Return the listing below in full, with every line exactly as it is.

(Source data)
▶

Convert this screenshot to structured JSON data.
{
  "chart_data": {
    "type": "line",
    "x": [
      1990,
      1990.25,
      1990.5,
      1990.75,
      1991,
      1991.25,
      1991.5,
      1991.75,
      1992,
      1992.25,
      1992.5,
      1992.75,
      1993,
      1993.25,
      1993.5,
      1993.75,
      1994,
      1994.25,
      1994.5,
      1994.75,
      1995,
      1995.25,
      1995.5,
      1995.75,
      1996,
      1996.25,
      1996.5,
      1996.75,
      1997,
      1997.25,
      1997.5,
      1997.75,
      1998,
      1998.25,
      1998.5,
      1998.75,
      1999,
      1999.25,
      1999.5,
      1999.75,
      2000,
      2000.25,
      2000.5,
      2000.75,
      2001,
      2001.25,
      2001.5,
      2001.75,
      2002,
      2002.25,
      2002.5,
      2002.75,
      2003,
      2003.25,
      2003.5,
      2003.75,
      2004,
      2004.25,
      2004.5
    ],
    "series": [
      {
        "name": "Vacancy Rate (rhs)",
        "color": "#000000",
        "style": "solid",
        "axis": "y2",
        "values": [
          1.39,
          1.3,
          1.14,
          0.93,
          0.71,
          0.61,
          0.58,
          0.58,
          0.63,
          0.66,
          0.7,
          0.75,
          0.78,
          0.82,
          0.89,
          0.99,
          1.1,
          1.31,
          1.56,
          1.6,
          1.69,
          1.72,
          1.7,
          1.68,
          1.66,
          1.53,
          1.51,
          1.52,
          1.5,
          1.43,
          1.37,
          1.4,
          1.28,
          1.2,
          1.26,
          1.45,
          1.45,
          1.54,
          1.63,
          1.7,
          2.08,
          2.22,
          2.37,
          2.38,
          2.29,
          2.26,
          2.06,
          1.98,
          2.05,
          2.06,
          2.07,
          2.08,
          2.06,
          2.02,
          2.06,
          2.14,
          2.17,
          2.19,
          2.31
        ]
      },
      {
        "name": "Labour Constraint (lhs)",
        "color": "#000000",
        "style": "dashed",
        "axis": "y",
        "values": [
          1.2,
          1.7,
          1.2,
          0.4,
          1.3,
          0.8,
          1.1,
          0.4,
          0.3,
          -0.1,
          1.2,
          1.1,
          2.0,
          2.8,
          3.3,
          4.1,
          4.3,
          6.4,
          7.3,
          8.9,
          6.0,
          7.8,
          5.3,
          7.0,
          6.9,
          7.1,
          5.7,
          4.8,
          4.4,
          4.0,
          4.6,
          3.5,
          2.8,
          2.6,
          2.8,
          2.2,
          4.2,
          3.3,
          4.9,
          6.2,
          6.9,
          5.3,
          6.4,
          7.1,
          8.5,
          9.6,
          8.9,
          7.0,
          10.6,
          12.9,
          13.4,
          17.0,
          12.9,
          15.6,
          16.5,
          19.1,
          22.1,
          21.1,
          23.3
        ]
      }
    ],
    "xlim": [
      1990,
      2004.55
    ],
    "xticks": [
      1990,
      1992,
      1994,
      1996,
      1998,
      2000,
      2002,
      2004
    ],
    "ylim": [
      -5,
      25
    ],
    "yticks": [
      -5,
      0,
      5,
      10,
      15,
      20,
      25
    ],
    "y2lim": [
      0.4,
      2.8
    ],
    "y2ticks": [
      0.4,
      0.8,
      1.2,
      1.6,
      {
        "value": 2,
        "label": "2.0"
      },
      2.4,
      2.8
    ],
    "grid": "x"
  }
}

◀

### FULL RESPONSE
Convert this screenshot to structured JSON data.
{
  "chart_data": {
    "type": "line",
    "x": [
      1990,
      1990.25,
      1990.5,
      1990.75,
      1991,
      1991.25,
      1991.5,
      1991.75,
      1992,
      1992.25,
      1992.5,
      1992.75,
      1993,
      1993.25,
      1993.5,
      1993.75,
      1994,
      1994.25,
      1994.5,
      1994.75,
      1995,
      1995.25,
      1995.5,
      1995.75,
      1996,
      1996.25,
      1996.5,
      1996.75,
      1997,
      1997.25,
      1997.5,
      1997.75,
      1998,
      1998.25,
      1998.5,
      1998.75,
      1999,
      1999.25,
      1999.5,
      1999.75,
      2000,
      2000.25,
      2000.5,
      2000.75,
      2001,
      2001.25,
      2001.5,
      2001.75,
      2002,
      2002.25,
      2002.5,
      2002.75,
      2003,
      2003.25,
      2003.5,
      2003.75,
      2004,
      2004.25,
      2004.5
    ],
    "series": [
      {
        "name": "Vacancy Rate (rhs)",
        "color": "#000000",
        "style": "solid",
        "axis": "y2",
        "values": [
          1.39,
          1.3,
          1.14,
          0.93,
          0.71,
          0.61,
          0.58,
          0.58,
          0.63,
          0.66,
          0.7,
          0.75,
          0.78,
          0.82,
          0.89,
          0.99,
          1.1,
          1.31,
          1.56,
          1.6,
          1.69,
          1.72,
          1.7,
          1.68,
          1.66,
          1.53,
          1.51,
          1.52,
          1.5,
          1.43,
          1.37,
          1.4,
          1.28,
          1.2,
          1.26,
          1.45,
          1.45,
          1.54,
          1.63,
          1.7,
          2.08,
          2.22,
          2.37,
          2.38,
          2.29,
          2.26,
          2.06,
          1.98,
          2.05,
          2.06,
          2.07,
          2.08,
          2.06,
          2.02,
          2.06,
          2.14,
          2.17,
          2.19,
          2.31
        ]
      },
      {
        "name": "Labour Constraint (lhs)",
        "color": "#000000",
        "style": "dashed",
        "axis": "y",
        "values": [
          1.2,
          1.7,
          1.2,
          0.4,
          1.3,
          0.8,
          1.1,
          0.4,
          0.3,
          -0.1,
          1.2,
          1.1,
          2.0,
          2.8,
          3.3,
          4.1,
          4.3,
          6.4,
          7.3,
          8.9,
          6.0,
          7.8,
          5.3,
          7.0,
          6.9,
          7.1,
          5.7,
          4.8,
          4.4,
          4.0,
          4.6,
          3.5,
          2.8,
          2.6,
          2.8,
          2.2,
          4.2,
          3.3,
          4.9,
          6.2,
          6.9,
          5.3,
          6.4,
          7.1,
          8.5,
          9.6,
          8.9,
          7.0,
          10.6,
          12.9,
          13.4,
          17.0,
          12.9,
          15.6,
          16.5,
          19.1,
          22.1,
          21.1,
          23.3
        ]
      }
    ],
    "xlim": [
      1990,
      2004.55
    ],
    "xticks": [
      1990,
      1992,
      1994,
      1996,
      1998,
      2000,
      2002,
      2004
    ],
    "ylim": [
      -5,
      25
    ],
    "yticks": [
      -5,
      0,
      5,
      10,
      15,
      20,
      25
    ],
    "y2lim": [
      0.4,
      2.8
    ],
    "y2ticks": [
      0.4,
      0.8,
      1.2,
      1.6,
      {
        "value": 2,
        "label": "2.0"
      },
      2.4,
      2.8
    ],
    "grid": "x"
  }
}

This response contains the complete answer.